▶ _Data section_
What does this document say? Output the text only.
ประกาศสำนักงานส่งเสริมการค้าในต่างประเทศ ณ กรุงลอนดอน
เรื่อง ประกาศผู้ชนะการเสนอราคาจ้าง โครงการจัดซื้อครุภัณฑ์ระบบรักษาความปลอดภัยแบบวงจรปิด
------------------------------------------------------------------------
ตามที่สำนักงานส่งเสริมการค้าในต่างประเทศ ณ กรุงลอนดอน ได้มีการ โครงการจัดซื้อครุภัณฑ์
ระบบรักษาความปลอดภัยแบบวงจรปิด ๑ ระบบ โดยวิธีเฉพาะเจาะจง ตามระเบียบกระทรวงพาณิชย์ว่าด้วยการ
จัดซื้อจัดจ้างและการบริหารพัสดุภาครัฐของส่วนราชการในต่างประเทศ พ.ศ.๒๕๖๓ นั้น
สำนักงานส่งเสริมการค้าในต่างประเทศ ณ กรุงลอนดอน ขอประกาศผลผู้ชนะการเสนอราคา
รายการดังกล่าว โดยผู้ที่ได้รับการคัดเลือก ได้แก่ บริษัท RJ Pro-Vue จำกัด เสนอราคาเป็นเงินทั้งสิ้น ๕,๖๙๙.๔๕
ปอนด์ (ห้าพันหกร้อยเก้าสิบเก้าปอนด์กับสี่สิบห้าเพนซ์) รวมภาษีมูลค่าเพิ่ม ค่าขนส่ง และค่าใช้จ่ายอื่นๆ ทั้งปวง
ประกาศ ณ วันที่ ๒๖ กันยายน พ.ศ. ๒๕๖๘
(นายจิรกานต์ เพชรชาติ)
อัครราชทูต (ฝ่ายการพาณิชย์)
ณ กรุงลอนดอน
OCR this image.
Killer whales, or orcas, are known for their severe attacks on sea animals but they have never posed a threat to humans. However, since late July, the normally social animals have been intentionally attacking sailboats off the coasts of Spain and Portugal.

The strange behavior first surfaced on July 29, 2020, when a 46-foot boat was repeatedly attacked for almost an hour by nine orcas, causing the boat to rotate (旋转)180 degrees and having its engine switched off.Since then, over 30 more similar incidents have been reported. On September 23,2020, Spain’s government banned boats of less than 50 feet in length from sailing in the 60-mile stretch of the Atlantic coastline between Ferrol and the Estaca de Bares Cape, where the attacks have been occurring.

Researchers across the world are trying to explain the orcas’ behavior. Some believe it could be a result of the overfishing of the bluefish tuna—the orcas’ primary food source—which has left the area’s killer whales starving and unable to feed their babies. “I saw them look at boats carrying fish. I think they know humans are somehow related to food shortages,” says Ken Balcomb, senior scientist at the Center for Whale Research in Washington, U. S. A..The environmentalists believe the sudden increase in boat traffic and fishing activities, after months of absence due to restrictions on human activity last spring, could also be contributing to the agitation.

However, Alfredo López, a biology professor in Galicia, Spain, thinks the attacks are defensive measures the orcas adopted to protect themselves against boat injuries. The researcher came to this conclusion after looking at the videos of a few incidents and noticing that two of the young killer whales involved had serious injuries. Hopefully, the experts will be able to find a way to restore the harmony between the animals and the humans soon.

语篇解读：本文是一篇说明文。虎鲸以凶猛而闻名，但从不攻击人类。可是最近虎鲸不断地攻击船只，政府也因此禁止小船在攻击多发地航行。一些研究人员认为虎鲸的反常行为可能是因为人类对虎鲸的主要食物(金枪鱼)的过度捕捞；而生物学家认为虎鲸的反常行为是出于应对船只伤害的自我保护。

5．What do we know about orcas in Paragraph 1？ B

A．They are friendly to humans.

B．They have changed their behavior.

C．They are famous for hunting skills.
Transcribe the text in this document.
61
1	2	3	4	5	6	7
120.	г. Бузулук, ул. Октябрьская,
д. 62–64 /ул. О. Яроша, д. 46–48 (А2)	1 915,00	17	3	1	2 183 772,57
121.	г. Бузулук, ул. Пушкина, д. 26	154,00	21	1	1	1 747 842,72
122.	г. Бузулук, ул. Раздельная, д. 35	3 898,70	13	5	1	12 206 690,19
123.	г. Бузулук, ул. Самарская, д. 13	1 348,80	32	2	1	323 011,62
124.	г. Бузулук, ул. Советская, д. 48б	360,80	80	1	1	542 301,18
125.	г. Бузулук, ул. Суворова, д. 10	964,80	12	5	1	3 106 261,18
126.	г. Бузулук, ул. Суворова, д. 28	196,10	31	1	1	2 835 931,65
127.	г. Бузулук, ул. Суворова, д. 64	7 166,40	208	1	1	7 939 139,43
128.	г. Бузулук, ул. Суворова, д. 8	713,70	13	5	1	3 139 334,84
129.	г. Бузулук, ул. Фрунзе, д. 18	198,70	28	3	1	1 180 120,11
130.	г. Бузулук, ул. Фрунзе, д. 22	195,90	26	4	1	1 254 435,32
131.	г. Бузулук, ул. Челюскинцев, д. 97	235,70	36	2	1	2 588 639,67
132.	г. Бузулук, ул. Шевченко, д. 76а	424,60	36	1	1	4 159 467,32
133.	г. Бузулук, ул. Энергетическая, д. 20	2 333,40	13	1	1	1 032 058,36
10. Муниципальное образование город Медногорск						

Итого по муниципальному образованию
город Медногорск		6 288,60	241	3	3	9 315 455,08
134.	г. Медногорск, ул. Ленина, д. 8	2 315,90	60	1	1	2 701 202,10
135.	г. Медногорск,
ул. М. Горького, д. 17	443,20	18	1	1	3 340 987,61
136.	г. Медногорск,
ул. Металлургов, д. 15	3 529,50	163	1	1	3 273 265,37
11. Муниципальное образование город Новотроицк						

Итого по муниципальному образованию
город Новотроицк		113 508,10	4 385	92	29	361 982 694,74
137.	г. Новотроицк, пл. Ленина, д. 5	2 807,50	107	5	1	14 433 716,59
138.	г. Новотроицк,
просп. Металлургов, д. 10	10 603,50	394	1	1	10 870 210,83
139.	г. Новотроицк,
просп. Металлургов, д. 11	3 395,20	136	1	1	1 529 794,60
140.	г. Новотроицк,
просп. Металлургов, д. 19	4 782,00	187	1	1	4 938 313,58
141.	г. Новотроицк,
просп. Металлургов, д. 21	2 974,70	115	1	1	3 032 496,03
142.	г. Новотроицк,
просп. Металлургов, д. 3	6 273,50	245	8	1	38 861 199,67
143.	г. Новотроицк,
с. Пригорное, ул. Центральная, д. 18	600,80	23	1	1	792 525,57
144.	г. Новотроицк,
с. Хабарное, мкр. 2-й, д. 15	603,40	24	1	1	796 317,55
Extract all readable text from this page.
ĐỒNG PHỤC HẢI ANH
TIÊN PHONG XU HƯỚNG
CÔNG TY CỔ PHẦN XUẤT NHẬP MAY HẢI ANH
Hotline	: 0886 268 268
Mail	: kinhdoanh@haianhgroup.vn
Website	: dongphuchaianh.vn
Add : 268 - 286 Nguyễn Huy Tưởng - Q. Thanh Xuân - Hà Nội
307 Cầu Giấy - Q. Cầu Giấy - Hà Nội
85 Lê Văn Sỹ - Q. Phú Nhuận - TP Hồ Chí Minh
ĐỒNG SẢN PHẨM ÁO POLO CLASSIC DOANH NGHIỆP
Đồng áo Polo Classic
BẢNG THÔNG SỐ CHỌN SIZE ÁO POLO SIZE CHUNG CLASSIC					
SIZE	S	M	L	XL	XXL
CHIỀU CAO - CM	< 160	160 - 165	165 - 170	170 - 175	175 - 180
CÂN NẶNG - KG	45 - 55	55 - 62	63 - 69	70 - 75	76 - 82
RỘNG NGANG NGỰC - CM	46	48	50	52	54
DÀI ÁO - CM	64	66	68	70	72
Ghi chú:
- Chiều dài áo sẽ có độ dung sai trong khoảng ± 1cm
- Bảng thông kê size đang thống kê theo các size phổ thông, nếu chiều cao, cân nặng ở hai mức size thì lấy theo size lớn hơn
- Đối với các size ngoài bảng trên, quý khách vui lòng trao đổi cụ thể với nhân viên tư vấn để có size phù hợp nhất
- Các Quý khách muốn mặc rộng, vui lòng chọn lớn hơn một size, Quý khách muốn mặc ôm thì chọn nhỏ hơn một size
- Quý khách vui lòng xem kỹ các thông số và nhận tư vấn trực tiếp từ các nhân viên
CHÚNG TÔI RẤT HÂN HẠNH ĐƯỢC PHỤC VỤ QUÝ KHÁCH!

▶ _Work to be completed_
Find and copy every line in the entries above where the string "between" occurs.

▶ _The response_
The strange behavior first surfaced on July 29, 2020, when a 46-foot boat was repeatedly attacked for almost an hour by nine orcas, causing the boat to rotate (旋转)180 degrees and having its engine switched off.Since then, over 30 more similar incidents have been reported. On September 23,2020, Spain’s government banned boats of less than 50 feet in length from sailing in the 60-mile stretch of the Atlantic coastline between Ferrol and the Estaca de Bares Cape, where the attacks have been occurring.
However, Alfredo López, a biology professor in Galicia, Spain, thinks the attacks are defensive measures the orcas adopted to protect themselves against boat injuries. The researcher came to this conclusion after looking at the videos of a few incidents and noticing that two of the young killer whales involved had serious injuries. Hopefully, the experts will be able to find a way to restore the harmony between the animals and the humans soon.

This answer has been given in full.